- _Task brief_:
Restate the full set of records exactly, without adding or dropping a word.

---------- Information given ----------

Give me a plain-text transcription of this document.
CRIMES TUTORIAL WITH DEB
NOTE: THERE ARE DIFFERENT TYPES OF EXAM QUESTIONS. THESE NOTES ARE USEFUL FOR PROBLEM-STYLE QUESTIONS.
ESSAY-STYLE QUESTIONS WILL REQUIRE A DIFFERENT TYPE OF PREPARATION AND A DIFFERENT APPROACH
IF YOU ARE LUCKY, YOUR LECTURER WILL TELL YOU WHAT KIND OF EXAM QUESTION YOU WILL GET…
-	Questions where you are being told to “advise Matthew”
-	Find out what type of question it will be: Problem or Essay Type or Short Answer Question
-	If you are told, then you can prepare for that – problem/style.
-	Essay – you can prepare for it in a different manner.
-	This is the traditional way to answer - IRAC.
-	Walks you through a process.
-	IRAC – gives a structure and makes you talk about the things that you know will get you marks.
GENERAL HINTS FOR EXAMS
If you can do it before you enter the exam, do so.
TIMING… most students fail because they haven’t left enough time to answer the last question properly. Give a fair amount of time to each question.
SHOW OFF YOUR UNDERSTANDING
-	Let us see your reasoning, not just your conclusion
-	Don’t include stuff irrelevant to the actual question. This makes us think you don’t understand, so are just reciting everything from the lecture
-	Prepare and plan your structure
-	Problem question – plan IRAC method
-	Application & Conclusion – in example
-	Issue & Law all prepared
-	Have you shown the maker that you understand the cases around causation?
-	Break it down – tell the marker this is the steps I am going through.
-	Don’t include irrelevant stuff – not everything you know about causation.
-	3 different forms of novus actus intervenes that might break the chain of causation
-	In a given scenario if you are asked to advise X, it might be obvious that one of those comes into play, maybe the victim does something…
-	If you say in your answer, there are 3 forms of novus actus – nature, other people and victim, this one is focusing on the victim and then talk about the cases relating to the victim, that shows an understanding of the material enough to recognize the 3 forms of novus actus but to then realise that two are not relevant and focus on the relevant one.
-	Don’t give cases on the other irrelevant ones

----------

- _Final answer_:
Give me a plain-text transcription of this document.
CRIMES TUTORIAL WITH DEB
NOTE: THERE ARE DIFFERENT TYPES OF EXAM QUESTIONS. THESE NOTES ARE USEFUL FOR PROBLEM-STYLE QUESTIONS.
ESSAY-STYLE QUESTIONS WILL REQUIRE A DIFFERENT TYPE OF PREPARATION AND A DIFFERENT APPROACH
IF YOU ARE LUCKY, YOUR LECTURER WILL TELL YOU WHAT KIND OF EXAM QUESTION YOU WILL GET…
-	Questions where you are being told to “advise Matthew”
-	Find out what type of question it will be: Problem or Essay Type or Short Answer Question
-	If you are told, then you can prepare for that – problem/style.
-	Essay – you can prepare for it in a different manner.
-	This is the traditional way to answer - IRAC.
-	Walks you through a process.
-	IRAC – gives a structure and makes you talk about the things that you know will get you marks.
GENERAL HINTS FOR EXAMS
If you can do it before you enter the exam, do so.
TIMING… most students fail because they haven’t left enough time to answer the last question properly. Give a fair amount of time to each question.
SHOW OFF YOUR UNDERSTANDING
-	Let us see your reasoning, not just your conclusion
-	Don’t include stuff irrelevant to the actual question. This makes us think you don’t understand, so are just reciting everything from the lecture
-	Prepare and plan your structure
-	Problem question – plan IRAC method
-	Application & Conclusion – in example
-	Issue & Law all prepared
-	Have you shown the maker that you understand the cases around causation?
-	Break it down – tell the marker this is the steps I am going through.
-	Don’t include irrelevant stuff – not everything you know about causation.
-	3 different forms of novus actus intervenes that might break the chain of causation
-	In a given scenario if you are asked to advise X, it might be obvious that one of those comes into play, maybe the victim does something…
-	If you say in your answer, there are 3 forms of novus actus – nature, other people and victim, this one is focusing on the victim and then talk about the cases relating to the victim, that shows an understanding of the material enough to recognize the 3 forms of novus actus but to then realise that two are not relevant and focus on the relevant one.
-	Don’t give cases on the other irrelevant ones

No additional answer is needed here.